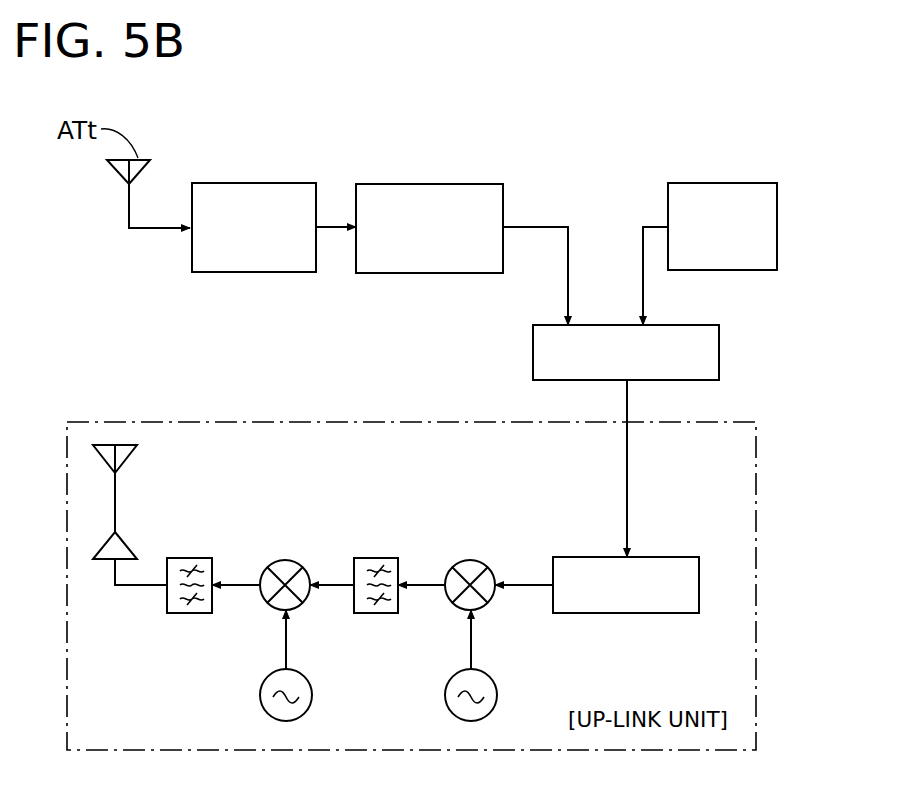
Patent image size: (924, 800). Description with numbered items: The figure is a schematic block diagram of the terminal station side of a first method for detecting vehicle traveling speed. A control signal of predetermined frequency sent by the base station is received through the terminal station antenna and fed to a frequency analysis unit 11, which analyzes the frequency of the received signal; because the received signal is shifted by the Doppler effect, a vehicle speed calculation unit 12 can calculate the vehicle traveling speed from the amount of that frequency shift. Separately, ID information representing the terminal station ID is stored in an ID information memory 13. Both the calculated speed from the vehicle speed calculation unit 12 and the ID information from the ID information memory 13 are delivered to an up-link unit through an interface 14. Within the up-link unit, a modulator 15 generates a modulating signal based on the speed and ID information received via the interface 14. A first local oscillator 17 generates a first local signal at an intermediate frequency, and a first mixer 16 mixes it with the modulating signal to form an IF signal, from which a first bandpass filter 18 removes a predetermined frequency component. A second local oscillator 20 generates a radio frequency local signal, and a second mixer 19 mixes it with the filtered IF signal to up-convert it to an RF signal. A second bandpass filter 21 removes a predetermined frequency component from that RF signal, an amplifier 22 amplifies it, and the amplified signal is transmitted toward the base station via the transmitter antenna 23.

The frequency analysis unit 11 is at (289, 183).
The vehicle speed calculation unit 12 is at (470, 184).
The ID information memory 13 is at (751, 183).
The interface 14 is at (692, 325).
The modulator 15 is at (673, 557).
The first mixer 16 is at (480, 562).
The first local oscillator 17 is at (492, 674).
The first bandpass filter 18 is at (381, 558).
The second mixer 19 is at (295, 562).
The second local oscillator 20 is at (306, 674).
The second bandpass filter 21 is at (199, 558).
The amplifier 22 is at (106, 560).
The transmitter antenna 23 is at (130, 458).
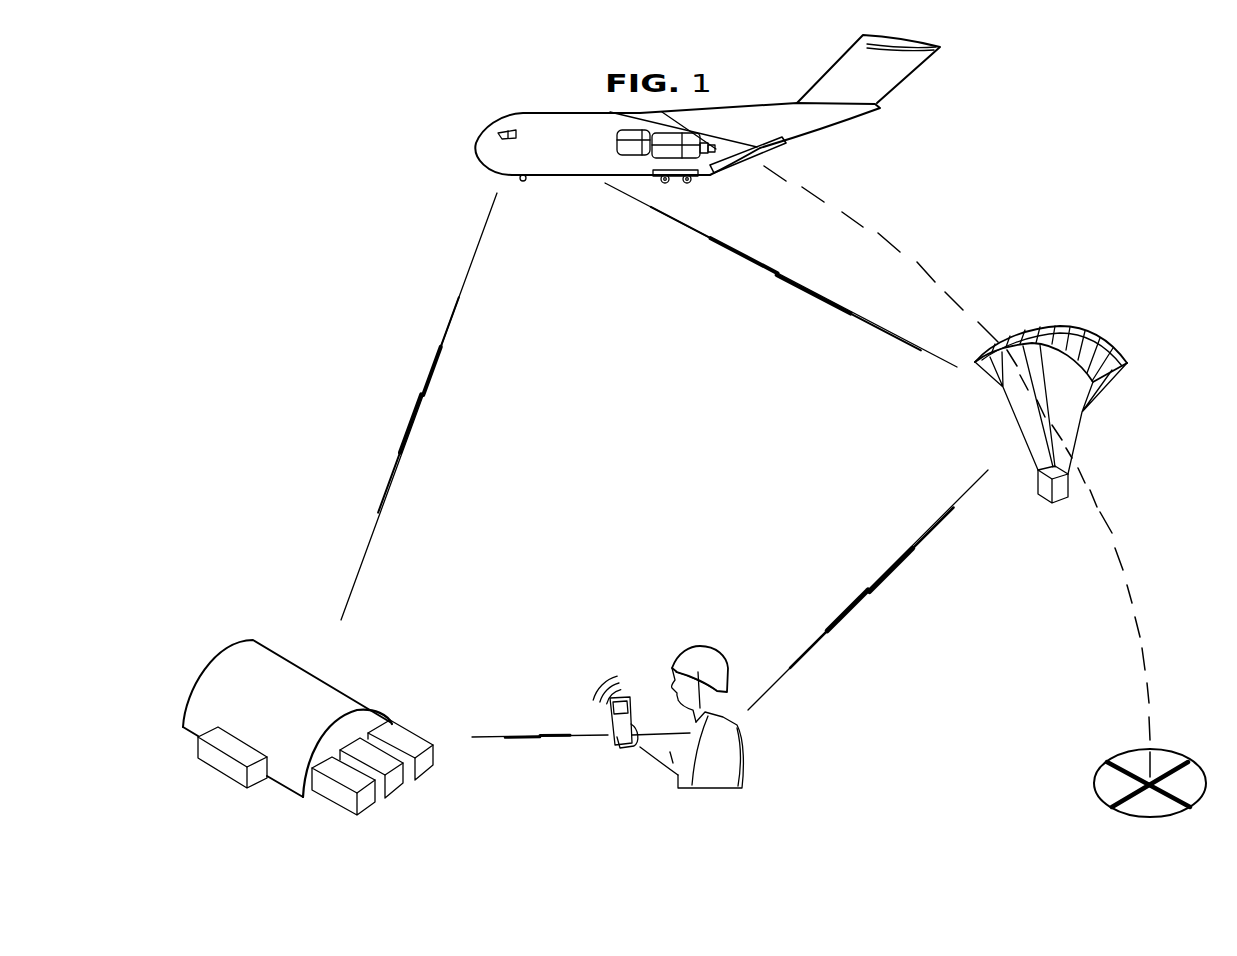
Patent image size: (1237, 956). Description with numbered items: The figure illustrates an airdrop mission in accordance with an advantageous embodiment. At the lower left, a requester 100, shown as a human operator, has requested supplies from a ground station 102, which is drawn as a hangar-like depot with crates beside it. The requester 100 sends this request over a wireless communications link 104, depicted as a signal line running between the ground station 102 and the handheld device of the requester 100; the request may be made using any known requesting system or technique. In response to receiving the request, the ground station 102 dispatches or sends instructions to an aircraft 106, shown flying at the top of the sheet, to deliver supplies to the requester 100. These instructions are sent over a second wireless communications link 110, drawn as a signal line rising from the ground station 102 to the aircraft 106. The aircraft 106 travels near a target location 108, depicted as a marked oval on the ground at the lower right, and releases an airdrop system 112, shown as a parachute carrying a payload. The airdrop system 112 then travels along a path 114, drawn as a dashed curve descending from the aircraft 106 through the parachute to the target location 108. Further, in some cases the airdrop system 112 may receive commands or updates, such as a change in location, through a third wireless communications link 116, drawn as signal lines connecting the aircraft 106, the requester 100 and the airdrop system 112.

The requester 100 is at (745, 757).
The ground station 102 is at (223, 778).
The wireless communications link 104 is at (507, 739).
The aircraft 106 is at (538, 113).
The target location 108 is at (1148, 818).
The wireless communications link 110 is at (455, 304).
The airdrop system 112 is at (1085, 433).
The path 114 is at (912, 260).
The wireless communications link 116 is at (818, 293).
※
Copy the listing above word for word, from the first description through the final position line, and leave out the pictures.

§ **Worked answer**
Patent image size: (924, 800). Description with numbered items: The figure is a schematic block diagram of the terminal station side of a first method for detecting vehicle traveling speed. A control signal of predetermined frequency sent by the base station is received through the terminal station antenna and fed to a frequency analysis unit 11, which analyzes the frequency of the received signal; because the received signal is shifted by the Doppler effect, a vehicle speed calculation unit 12 can calculate the vehicle traveling speed from the amount of that frequency shift. Separately, ID information representing the terminal station ID is stored in an ID information memory 13. Both the calculated speed from the vehicle speed calculation unit 12 and the ID information from the ID information memory 13 are delivered to an up-link unit through an interface 14. Within the up-link unit, a modulator 15 generates a modulating signal based on the speed and ID information received via the interface 14. A first local oscillator 17 generates a first local signal at an intermediate frequency, and a first mixer 16 mixes it with the modulating signal to form an IF signal, from which a first bandpass filter 18 removes a predetermined frequency component. A second local oscillator 20 generates a radio frequency local signal, and a second mixer 19 mixes it with the filtered IF signal to up-convert it to an RF signal. A second bandpass filter 21 removes a predetermined frequency component from that RF signal, an amplifier 22 amplifies it, and the amplified signal is transmitted toward the base station via the transmitter antenna 23.

The frequency analysis unit 11 is at (289, 183).
The vehicle speed calculation unit 12 is at (470, 184).
The ID information memory 13 is at (751, 183).
The interface 14 is at (692, 325).
The modulator 15 is at (673, 557).
The first mixer 16 is at (480, 562).
The first local oscillator 17 is at (492, 674).
The first bandpass filter 18 is at (381, 558).
The second mixer 19 is at (295, 562).
The second local oscillator 20 is at (306, 674).
The second bandpass filter 21 is at (199, 558).
The amplifier 22 is at (106, 560).
The transmitter antenna 23 is at (130, 458).
Patent image size: (1237, 956). Description with numbered items: The figure illustrates an airdrop mission in accordance with an advantageous embodiment. At the lower left, a requester 100, shown as a human operator, has requested supplies from a ground station 102, which is drawn as a hangar-like depot with crates beside it. The requester 100 sends this request over a wireless communications link 104, depicted as a signal line running between the ground station 102 and the handheld device of the requester 100; the request may be made using any known requesting system or technique. In response to receiving the request, the ground station 102 dispatches or sends instructions to an aircraft 106, shown flying at the top of the sheet, to deliver supplies to the requester 100. These instructions are sent over a second wireless communications link 110, drawn as a signal line rising from the ground station 102 to the aircraft 106. The aircraft 106 travels near a target location 108, depicted as a marked oval on the ground at the lower right, and releases an airdrop system 112, shown as a parachute carrying a payload. The airdrop system 112 then travels along a path 114, drawn as a dashed curve descending from the aircraft 106 through the parachute to the target location 108. Further, in some cases the airdrop system 112 may receive commands or updates, such as a change in location, through a third wireless communications link 116, drawn as signal lines connecting the aircraft 106, the requester 100 and the airdrop system 112.

The requester 100 is at (745, 757).
The ground station 102 is at (223, 778).
The wireless communications link 104 is at (507, 739).
The aircraft 106 is at (538, 113).
The target location 108 is at (1148, 818).
The wireless communications link 110 is at (455, 304).
The airdrop system 112 is at (1085, 433).
The path 114 is at (912, 260).
The wireless communications link 116 is at (818, 293).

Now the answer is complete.